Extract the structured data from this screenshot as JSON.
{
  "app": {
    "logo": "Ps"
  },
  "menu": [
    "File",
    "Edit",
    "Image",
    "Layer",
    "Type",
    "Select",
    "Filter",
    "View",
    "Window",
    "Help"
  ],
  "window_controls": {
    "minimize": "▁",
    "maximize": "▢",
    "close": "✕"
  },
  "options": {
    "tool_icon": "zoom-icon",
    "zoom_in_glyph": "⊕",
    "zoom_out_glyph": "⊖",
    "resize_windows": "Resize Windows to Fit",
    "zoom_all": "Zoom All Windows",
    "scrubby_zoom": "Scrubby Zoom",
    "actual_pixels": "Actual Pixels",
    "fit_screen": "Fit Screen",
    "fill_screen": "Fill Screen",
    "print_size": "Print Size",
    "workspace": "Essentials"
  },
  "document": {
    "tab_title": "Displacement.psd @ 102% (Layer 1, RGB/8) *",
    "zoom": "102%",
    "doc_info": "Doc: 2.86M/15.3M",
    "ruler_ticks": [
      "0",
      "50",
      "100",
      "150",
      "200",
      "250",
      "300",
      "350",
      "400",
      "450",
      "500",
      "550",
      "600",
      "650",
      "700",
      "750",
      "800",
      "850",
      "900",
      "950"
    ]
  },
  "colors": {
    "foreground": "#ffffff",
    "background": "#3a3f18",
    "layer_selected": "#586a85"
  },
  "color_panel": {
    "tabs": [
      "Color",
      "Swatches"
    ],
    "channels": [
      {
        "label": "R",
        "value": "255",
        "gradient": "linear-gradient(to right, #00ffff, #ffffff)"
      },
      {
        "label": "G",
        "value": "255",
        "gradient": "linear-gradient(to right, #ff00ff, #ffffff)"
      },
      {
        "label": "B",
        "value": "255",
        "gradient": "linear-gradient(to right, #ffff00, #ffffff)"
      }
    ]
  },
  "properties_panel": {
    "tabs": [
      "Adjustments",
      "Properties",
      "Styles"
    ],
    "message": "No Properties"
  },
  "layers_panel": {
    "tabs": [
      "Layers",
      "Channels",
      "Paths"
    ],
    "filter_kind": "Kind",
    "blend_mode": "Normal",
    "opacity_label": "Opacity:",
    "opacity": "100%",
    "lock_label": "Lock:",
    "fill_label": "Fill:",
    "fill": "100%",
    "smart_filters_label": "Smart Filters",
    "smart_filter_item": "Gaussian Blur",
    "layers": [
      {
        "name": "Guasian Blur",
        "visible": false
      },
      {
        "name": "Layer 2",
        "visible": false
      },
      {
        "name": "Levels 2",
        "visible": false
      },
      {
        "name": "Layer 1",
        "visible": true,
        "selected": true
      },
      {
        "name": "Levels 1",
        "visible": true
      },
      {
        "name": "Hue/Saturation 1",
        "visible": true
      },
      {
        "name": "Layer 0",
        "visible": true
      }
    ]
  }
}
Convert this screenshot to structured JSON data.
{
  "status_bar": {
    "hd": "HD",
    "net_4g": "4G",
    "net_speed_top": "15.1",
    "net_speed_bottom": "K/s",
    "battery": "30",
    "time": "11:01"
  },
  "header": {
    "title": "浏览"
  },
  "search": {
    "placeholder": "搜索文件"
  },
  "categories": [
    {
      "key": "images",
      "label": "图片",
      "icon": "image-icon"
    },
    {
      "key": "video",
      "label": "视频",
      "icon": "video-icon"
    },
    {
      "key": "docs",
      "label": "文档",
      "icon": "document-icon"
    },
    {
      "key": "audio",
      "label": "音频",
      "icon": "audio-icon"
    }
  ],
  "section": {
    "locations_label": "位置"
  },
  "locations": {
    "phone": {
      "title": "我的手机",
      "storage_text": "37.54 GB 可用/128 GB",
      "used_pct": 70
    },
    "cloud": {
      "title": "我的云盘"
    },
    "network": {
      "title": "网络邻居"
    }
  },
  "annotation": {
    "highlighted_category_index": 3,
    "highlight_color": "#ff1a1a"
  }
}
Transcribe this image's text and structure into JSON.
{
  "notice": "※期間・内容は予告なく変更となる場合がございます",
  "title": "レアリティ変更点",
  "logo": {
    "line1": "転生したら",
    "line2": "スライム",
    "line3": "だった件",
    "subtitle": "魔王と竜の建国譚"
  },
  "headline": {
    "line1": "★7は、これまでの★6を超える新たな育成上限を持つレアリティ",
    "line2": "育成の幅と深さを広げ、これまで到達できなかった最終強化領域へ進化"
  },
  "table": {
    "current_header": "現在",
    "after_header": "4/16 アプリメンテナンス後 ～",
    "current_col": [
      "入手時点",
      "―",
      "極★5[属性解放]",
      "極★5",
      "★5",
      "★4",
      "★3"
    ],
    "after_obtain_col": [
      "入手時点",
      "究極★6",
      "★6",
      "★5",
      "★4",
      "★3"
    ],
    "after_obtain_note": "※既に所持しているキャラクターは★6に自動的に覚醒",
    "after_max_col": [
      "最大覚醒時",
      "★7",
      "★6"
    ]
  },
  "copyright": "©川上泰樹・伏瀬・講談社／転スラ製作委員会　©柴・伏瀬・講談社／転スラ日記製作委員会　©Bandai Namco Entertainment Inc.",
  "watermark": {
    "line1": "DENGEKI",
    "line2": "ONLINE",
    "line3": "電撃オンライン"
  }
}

####

◆ Goal
List all lines from the entries that include the word "data".

◆ Correct response
Extract the structured data from this screenshot as JSON.
Convert this screenshot to structured JSON data.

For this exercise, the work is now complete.